◆ What this task involves:
Copy verbatim the lines of the data below, from the line containing "cell-default xyxy=(1236,149,1406,171)" to the line containing "cell-extra xyxy=(1406,171,1587,193)", including both of those lines.

◆ Supplied records:
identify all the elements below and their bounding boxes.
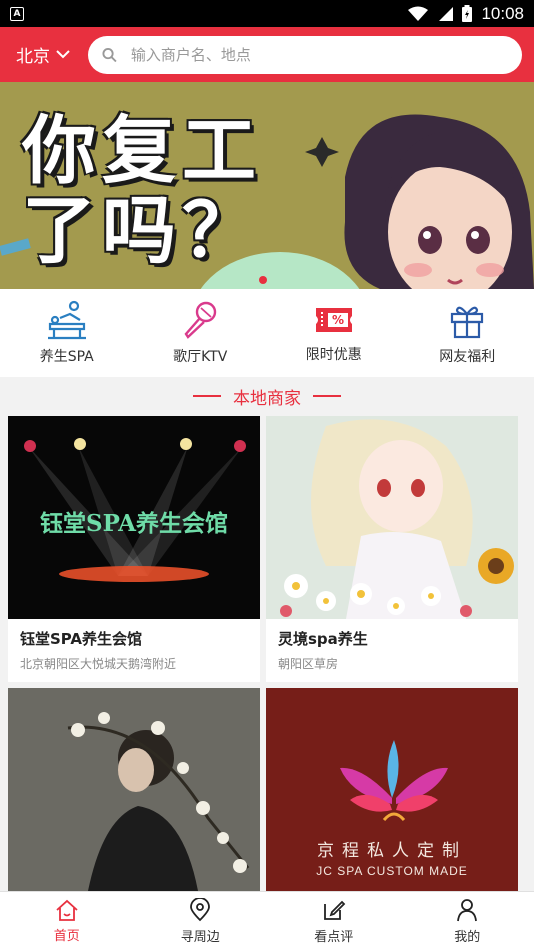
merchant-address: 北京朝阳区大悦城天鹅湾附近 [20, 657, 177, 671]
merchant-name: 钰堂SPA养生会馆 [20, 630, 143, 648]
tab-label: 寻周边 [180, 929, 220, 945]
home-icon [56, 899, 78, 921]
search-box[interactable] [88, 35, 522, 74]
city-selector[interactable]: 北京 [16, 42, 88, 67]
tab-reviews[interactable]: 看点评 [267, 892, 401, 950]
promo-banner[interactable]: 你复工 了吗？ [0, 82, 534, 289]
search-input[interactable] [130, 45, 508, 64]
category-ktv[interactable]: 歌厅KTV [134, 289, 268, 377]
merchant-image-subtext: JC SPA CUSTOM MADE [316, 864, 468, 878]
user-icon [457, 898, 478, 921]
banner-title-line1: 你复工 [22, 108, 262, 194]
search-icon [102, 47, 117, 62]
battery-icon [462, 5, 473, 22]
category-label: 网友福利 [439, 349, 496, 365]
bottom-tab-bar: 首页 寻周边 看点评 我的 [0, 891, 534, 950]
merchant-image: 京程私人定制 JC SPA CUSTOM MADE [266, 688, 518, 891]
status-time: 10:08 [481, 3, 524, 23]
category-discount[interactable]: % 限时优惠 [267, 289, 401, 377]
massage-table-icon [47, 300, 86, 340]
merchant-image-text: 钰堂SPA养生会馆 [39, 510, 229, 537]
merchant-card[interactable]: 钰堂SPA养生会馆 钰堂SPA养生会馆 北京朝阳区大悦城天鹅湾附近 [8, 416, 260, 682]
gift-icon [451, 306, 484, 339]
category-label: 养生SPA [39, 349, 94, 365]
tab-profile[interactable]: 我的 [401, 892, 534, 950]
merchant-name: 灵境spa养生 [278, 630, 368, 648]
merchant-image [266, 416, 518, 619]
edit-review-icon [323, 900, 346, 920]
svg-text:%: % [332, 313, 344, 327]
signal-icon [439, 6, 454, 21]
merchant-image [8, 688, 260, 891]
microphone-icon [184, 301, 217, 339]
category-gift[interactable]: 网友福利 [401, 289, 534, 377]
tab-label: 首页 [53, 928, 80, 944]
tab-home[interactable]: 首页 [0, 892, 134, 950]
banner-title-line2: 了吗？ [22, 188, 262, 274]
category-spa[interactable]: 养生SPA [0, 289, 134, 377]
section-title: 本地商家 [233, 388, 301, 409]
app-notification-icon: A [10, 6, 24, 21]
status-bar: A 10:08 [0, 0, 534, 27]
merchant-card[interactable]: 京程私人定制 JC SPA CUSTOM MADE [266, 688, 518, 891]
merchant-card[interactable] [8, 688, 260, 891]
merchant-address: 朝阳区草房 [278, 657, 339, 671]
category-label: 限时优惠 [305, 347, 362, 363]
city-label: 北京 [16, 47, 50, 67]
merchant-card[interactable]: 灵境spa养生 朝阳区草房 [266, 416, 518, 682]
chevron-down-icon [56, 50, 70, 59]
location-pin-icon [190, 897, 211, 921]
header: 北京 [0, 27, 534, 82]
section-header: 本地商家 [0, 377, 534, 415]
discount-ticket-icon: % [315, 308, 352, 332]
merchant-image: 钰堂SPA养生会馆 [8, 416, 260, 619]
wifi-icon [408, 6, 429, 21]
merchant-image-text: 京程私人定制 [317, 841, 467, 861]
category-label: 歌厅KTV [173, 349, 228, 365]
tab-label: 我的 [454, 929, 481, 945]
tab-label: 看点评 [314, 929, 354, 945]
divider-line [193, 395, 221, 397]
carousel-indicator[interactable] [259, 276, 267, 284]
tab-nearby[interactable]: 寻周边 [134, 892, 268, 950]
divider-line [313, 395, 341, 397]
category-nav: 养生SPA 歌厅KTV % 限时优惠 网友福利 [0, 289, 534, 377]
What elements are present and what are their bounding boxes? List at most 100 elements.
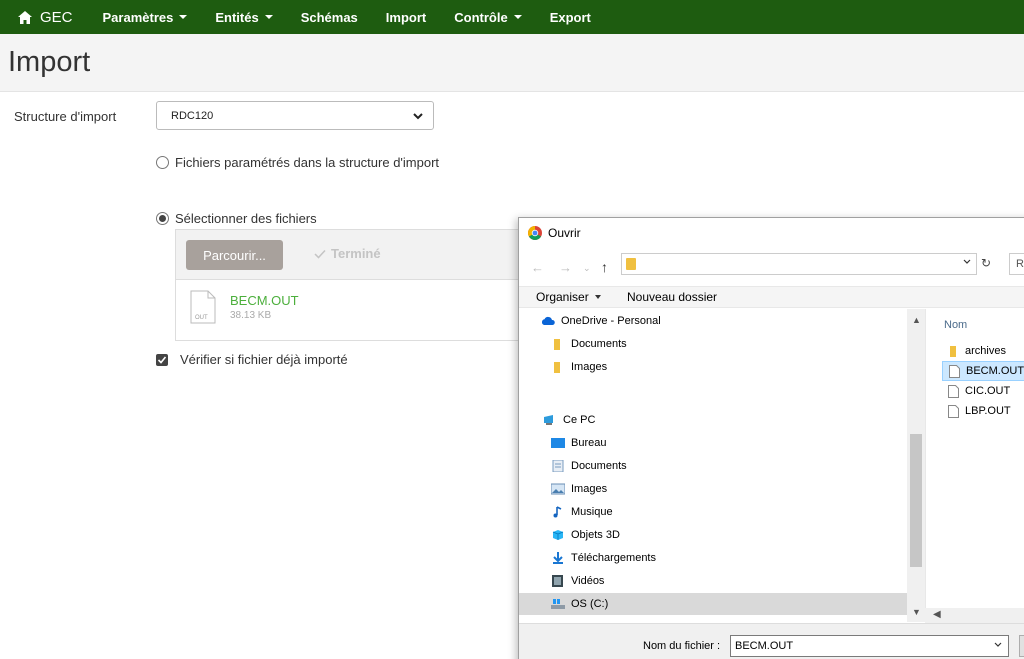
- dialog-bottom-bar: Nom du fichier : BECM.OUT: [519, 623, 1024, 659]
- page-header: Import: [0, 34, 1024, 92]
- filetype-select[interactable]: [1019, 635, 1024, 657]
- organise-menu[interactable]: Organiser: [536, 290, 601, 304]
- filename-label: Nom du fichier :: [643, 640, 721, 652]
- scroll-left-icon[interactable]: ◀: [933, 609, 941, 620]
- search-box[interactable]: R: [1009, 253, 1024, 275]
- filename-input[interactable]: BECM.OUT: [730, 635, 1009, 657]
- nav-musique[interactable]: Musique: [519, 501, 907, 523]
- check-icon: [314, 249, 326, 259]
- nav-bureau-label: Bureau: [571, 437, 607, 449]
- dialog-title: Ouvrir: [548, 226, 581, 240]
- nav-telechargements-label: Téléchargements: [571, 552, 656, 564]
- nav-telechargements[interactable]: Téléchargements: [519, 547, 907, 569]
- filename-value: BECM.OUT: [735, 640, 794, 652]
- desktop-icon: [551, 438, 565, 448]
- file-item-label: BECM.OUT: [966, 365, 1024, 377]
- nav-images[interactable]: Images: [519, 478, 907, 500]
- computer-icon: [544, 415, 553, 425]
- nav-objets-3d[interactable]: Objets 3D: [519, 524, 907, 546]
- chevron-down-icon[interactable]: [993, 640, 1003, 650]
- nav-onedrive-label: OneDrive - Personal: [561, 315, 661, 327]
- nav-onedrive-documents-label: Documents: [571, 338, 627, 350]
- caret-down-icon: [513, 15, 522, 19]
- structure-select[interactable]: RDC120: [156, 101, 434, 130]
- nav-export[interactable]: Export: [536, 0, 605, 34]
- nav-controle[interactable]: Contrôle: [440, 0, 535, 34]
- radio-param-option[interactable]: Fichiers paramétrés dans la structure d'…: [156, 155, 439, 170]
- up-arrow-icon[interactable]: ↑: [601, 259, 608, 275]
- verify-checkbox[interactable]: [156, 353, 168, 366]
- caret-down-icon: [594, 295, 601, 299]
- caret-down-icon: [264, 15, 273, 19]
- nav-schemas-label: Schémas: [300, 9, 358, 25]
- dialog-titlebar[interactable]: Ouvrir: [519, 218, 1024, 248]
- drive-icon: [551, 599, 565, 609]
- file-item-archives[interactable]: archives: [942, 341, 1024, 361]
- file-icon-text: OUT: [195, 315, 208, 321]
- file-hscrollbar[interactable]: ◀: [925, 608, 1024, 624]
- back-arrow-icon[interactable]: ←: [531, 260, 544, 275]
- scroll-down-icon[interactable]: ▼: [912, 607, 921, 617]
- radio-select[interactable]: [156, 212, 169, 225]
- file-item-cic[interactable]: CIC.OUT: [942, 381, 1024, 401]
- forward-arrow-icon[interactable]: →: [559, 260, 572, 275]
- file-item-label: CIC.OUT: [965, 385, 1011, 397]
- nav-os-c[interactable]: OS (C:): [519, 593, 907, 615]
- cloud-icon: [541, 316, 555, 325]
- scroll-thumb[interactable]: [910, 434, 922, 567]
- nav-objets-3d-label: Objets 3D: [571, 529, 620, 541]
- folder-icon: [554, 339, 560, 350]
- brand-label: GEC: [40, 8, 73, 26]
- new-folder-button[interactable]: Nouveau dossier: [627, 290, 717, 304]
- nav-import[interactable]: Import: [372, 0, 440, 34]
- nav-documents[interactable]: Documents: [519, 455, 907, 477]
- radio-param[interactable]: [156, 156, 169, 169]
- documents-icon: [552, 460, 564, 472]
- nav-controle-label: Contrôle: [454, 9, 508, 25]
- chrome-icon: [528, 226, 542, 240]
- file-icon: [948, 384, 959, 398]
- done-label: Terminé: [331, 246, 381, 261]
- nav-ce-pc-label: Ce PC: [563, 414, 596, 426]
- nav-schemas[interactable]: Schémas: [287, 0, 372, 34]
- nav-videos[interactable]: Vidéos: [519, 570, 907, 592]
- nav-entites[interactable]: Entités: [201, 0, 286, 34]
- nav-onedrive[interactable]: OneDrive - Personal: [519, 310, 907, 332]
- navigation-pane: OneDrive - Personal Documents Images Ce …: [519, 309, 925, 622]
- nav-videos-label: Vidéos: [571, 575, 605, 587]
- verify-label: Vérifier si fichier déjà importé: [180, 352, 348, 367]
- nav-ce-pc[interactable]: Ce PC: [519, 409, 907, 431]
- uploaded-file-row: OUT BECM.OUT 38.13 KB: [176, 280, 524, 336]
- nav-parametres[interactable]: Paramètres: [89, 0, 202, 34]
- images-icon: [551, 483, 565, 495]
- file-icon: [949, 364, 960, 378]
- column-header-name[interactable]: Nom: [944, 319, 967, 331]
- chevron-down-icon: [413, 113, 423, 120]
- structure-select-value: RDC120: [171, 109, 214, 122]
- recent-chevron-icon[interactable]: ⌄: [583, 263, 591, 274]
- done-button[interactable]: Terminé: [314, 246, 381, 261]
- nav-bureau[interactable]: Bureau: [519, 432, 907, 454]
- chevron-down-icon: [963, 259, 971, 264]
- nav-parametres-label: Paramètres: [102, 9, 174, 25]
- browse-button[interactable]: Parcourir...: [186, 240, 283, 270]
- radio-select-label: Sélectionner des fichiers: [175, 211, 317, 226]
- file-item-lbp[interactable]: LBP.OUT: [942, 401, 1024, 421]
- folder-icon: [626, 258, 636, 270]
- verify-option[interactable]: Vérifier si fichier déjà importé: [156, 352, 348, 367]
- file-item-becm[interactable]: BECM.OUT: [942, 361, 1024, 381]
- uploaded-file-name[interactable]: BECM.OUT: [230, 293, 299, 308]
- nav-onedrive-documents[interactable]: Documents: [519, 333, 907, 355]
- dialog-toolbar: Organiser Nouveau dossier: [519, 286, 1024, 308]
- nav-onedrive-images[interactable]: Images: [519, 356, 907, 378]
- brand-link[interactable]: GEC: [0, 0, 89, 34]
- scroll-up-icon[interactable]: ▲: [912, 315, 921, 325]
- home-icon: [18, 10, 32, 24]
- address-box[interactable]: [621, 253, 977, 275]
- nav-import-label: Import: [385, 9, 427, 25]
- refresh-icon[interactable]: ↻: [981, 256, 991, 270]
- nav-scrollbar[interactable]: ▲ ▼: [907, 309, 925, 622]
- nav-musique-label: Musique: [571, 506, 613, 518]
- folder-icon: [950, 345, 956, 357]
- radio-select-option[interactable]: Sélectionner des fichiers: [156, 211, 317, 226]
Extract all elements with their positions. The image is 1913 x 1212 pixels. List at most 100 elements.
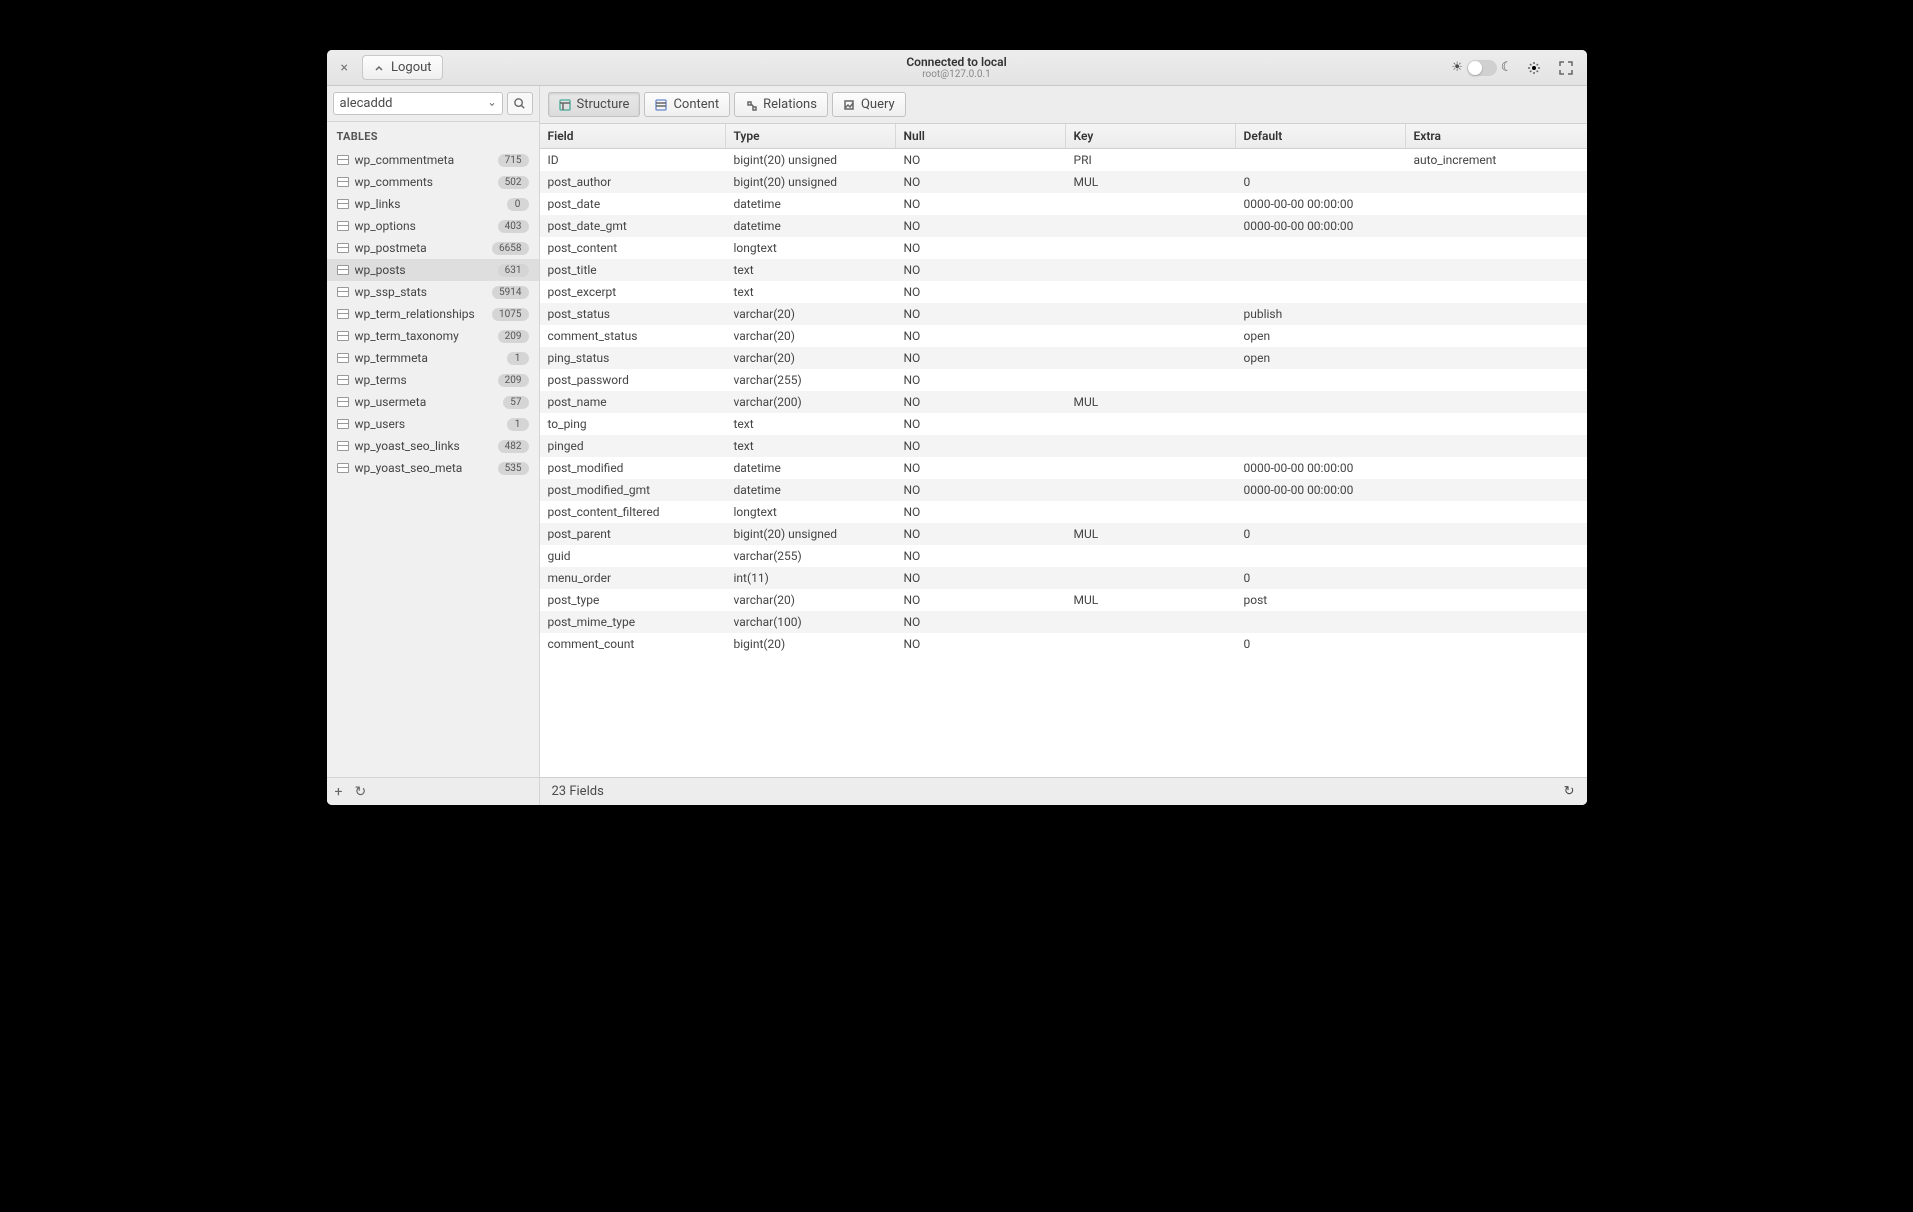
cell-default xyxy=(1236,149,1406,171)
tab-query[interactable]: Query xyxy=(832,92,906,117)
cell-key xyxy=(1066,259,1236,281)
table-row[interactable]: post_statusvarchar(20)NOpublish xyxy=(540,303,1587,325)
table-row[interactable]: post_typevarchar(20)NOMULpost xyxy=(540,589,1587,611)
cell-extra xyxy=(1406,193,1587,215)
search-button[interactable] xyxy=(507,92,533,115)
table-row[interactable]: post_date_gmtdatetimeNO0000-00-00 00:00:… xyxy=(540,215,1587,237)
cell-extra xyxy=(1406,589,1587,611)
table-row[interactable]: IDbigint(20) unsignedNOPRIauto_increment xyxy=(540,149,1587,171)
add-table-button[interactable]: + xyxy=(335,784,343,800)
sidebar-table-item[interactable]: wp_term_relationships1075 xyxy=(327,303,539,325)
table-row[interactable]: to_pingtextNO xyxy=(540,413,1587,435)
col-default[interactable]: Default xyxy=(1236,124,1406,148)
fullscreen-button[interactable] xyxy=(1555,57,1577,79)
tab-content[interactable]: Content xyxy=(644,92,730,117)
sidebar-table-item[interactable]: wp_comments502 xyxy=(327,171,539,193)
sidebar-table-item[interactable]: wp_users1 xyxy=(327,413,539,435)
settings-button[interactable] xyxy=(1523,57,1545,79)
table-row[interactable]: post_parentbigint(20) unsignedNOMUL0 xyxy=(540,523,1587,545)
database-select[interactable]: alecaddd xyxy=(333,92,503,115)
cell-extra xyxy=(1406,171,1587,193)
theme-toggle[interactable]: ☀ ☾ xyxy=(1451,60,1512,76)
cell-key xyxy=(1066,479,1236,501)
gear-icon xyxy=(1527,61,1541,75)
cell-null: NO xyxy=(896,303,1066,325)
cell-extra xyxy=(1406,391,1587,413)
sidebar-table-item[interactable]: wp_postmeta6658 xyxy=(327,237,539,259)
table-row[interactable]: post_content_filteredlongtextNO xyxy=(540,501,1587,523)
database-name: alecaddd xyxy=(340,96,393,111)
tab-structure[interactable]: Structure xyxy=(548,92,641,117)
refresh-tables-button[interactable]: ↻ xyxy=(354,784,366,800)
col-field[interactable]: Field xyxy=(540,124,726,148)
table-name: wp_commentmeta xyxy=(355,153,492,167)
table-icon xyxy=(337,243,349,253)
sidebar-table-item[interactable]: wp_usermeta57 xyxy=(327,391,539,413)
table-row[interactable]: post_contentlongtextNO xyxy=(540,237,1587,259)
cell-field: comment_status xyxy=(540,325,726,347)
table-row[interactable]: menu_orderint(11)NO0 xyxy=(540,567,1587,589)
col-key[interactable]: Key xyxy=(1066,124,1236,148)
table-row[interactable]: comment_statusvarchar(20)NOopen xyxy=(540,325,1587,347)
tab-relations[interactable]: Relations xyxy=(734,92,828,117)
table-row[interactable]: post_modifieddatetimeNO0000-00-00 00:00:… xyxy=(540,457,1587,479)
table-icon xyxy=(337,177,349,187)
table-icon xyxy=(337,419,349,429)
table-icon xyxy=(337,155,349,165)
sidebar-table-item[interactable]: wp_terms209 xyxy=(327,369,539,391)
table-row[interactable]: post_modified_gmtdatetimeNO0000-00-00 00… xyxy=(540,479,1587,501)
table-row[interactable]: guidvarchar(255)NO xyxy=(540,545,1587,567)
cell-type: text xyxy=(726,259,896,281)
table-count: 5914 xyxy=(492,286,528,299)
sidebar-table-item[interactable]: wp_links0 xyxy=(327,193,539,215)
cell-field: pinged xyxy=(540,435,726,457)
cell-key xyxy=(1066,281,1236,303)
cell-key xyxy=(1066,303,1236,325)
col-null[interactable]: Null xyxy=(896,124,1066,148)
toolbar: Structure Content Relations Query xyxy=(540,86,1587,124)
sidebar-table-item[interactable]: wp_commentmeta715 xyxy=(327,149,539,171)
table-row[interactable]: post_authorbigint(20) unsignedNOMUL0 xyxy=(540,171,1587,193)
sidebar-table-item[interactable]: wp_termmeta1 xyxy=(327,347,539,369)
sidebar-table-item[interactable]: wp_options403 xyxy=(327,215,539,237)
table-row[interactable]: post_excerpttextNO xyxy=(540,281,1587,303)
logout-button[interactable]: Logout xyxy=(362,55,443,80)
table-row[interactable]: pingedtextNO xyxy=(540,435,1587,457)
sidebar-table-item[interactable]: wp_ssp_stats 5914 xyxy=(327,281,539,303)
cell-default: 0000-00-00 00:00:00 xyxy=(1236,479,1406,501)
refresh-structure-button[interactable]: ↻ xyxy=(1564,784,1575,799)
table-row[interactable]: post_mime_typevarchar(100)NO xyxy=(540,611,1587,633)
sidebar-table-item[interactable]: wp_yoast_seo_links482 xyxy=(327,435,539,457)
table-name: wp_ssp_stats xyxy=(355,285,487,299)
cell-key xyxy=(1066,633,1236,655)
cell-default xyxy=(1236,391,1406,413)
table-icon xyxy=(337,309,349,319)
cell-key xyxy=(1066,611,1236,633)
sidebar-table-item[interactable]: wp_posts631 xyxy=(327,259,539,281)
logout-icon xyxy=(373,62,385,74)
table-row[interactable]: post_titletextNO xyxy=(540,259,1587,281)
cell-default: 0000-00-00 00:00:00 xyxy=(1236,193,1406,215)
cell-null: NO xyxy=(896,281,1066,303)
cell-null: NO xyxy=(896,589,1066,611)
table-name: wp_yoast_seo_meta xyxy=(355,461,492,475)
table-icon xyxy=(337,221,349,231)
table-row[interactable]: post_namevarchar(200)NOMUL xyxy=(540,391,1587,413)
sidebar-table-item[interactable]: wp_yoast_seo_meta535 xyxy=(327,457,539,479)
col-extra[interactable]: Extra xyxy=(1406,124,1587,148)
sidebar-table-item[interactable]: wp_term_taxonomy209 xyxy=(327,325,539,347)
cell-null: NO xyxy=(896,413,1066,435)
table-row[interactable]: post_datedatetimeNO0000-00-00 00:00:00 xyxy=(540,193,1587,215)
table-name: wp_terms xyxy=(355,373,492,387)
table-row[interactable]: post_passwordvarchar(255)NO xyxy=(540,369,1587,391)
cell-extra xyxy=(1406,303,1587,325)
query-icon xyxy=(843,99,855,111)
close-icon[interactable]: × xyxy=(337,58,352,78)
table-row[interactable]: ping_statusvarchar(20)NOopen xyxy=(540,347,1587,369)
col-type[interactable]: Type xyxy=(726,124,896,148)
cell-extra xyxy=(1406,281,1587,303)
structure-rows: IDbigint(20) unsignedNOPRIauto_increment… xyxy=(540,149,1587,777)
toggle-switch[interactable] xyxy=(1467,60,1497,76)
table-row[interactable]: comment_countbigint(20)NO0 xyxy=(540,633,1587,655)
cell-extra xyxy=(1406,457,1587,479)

◆ Task response:
cell-default xyxy=(1236,149,1406,171)
tab-query[interactable]: Query xyxy=(832,92,906,117)
cell-key xyxy=(1066,259,1236,281)
table-row[interactable]: post_statusvarchar(20)NOpublish xyxy=(540,303,1587,325)
table-row[interactable]: post_typevarchar(20)NOMULpost xyxy=(540,589,1587,611)
cell-extra xyxy=(1406,193,1587,215)
search-button[interactable] xyxy=(507,92,533,115)
table-row[interactable]: post_date_gmtdatetimeNO0000-00-00 00:00:… xyxy=(540,215,1587,237)
cell-extra xyxy=(1406,589,1587,611)
table-row[interactable]: IDbigint(20) unsignedNOPRIauto_increment xyxy=(540,149,1587,171)
add-table-button[interactable]: + xyxy=(335,784,343,800)
sidebar-table-item[interactable]: wp_term_relationships1075 xyxy=(327,303,539,325)
table-row[interactable]: to_pingtextNO xyxy=(540,413,1587,435)
col-default[interactable]: Default xyxy=(1236,124,1406,148)
fullscreen-button[interactable] xyxy=(1555,57,1577,79)
tab-content[interactable]: Content xyxy=(644,92,730,117)
sidebar-table-item[interactable]: wp_comments502 xyxy=(327,171,539,193)
sidebar-table-item[interactable]: wp_users1 xyxy=(327,413,539,435)
settings-button[interactable] xyxy=(1523,57,1545,79)
table-row[interactable]: post_parentbigint(20) unsignedNOMUL0 xyxy=(540,523,1587,545)
database-select[interactable]: alecaddd xyxy=(333,92,503,115)
cell-extra xyxy=(1406,171,1587,193)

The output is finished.